(Dataset excerpt)
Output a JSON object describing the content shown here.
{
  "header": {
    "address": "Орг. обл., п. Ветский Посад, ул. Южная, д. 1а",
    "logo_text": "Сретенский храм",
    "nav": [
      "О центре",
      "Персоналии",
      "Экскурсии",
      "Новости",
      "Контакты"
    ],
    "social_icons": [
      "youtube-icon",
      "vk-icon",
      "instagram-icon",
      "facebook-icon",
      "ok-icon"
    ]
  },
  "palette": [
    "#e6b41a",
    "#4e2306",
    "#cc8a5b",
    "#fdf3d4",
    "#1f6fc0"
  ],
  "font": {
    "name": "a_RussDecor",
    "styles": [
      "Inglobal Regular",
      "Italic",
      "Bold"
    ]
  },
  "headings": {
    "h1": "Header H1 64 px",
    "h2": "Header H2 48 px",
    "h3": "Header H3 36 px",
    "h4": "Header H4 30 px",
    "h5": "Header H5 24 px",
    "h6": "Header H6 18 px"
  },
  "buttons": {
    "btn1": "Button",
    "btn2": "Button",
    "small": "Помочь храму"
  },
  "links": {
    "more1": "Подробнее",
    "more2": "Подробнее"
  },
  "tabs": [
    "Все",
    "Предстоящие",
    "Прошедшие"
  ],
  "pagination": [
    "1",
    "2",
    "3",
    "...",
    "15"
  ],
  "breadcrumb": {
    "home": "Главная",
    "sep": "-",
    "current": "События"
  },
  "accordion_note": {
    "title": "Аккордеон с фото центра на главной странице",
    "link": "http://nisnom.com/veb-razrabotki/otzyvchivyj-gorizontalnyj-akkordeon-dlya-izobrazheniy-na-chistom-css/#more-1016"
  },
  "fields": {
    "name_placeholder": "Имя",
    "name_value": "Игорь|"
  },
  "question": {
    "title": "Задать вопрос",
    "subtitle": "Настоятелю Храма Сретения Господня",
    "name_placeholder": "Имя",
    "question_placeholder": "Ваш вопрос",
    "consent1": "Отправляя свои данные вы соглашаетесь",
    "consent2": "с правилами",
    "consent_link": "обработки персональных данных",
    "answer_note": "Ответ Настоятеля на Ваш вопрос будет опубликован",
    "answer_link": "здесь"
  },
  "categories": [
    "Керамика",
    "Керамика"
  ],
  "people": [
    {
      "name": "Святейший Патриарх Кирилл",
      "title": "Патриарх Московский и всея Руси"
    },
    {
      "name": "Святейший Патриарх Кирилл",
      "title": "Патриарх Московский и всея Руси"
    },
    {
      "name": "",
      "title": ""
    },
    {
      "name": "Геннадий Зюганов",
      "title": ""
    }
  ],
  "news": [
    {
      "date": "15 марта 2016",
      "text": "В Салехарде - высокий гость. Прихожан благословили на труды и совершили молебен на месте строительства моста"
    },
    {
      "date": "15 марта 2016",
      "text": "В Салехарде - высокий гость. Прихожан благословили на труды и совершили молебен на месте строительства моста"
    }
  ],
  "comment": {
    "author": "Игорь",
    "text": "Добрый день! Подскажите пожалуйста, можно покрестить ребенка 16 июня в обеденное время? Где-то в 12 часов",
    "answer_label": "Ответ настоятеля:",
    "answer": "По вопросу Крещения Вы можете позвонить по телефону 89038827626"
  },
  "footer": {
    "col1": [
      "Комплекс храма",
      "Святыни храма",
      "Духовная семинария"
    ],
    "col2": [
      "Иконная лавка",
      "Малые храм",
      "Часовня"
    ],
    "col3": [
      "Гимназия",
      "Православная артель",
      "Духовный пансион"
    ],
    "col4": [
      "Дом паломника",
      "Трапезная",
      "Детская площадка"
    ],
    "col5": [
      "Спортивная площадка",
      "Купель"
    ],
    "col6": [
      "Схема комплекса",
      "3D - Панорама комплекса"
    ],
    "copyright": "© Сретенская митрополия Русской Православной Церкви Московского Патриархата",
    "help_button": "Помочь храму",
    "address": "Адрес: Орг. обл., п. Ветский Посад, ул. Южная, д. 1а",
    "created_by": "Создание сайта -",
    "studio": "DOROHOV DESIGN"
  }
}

WRITTEN TASK →
The records above should be repeated in full, exactly as given.

FULL ANSWER →
Output a JSON object describing the content shown here.
{
  "header": {
    "address": "Орг. обл., п. Ветский Посад, ул. Южная, д. 1а",
    "logo_text": "Сретенский храм",
    "nav": [
      "О центре",
      "Персоналии",
      "Экскурсии",
      "Новости",
      "Контакты"
    ],
    "social_icons": [
      "youtube-icon",
      "vk-icon",
      "instagram-icon",
      "facebook-icon",
      "ok-icon"
    ]
  },
  "palette": [
    "#e6b41a",
    "#4e2306",
    "#cc8a5b",
    "#fdf3d4",
    "#1f6fc0"
  ],
  "font": {
    "name": "a_RussDecor",
    "styles": [
      "Inglobal Regular",
      "Italic",
      "Bold"
    ]
  },
  "headings": {
    "h1": "Header H1 64 px",
    "h2": "Header H2 48 px",
    "h3": "Header H3 36 px",
    "h4": "Header H4 30 px",
    "h5": "Header H5 24 px",
    "h6": "Header H6 18 px"
  },
  "buttons": {
    "btn1": "Button",
    "btn2": "Button",
    "small": "Помочь храму"
  },
  "links": {
    "more1": "Подробнее",
    "more2": "Подробнее"
  },
  "tabs": [
    "Все",
    "Предстоящие",
    "Прошедшие"
  ],
  "pagination": [
    "1",
    "2",
    "3",
    "...",
    "15"
  ],
  "breadcrumb": {
    "home": "Главная",
    "sep": "-",
    "current": "События"
  },
  "accordion_note": {
    "title": "Аккордеон с фото центра на главной странице",
    "link": "http://nisnom.com/veb-razrabotki/otzyvchivyj-gorizontalnyj-akkordeon-dlya-izobrazheniy-na-chistom-css/#more-1016"
  },
  "fields": {
    "name_placeholder": "Имя",
    "name_value": "Игорь|"
  },
  "question": {
    "title": "Задать вопрос",
    "subtitle": "Настоятелю Храма Сретения Господня",
    "name_placeholder": "Имя",
    "question_placeholder": "Ваш вопрос",
    "consent1": "Отправляя свои данные вы соглашаетесь",
    "consent2": "с правилами",
    "consent_link": "обработки персональных данных",
    "answer_note": "Ответ Настоятеля на Ваш вопрос будет опубликован",
    "answer_link": "здесь"
  },
  "categories": [
    "Керамика",
    "Керамика"
  ],
  "people": [
    {
      "name": "Святейший Патриарх Кирилл",
      "title": "Патриарх Московский и всея Руси"
    },
    {
      "name": "Святейший Патриарх Кирилл",
      "title": "Патриарх Московский и всея Руси"
    },
    {
      "name": "",
      "title": ""
    },
    {
      "name": "Геннадий Зюганов",
      "title": ""
    }
  ],
  "news": [
    {
      "date": "15 марта 2016",
      "text": "В Салехарде - высокий гость. Прихожан благословили на труды и совершили молебен на месте строительства моста"
    },
    {
      "date": "15 марта 2016",
      "text": "В Салехарде - высокий гость. Прихожан благословили на труды и совершили молебен на месте строительства моста"
    }
  ],
  "comment": {
    "author": "Игорь",
    "text": "Добрый день! Подскажите пожалуйста, можно покрестить ребенка 16 июня в обеденное время? Где-то в 12 часов",
    "answer_label": "Ответ настоятеля:",
    "answer": "По вопросу Крещения Вы можете позвонить по телефону 89038827626"
  },
  "footer": {
    "col1": [
      "Комплекс храма",
      "Святыни храма",
      "Духовная семинария"
    ],
    "col2": [
      "Иконная лавка",
      "Малые храм",
      "Часовня"
    ],
    "col3": [
      "Гимназия",
      "Православная артель",
      "Духовный пансион"
    ],
    "col4": [
      "Дом паломника",
      "Трапезная",
      "Детская площадка"
    ],
    "col5": [
      "Спортивная площадка",
      "Купель"
    ],
    "col6": [
      "Схема комплекса",
      "3D - Панорама комплекса"
    ],
    "copyright": "© Сретенская митрополия Русской Православной Церкви Московского Патриархата",
    "help_button": "Помочь храму",
    "address": "Адрес: Орг. обл., п. Ветский Посад, ул. Южная, д. 1а",
    "created_by": "Создание сайта -",
    "studio": "DOROHOV DESIGN"
  }
}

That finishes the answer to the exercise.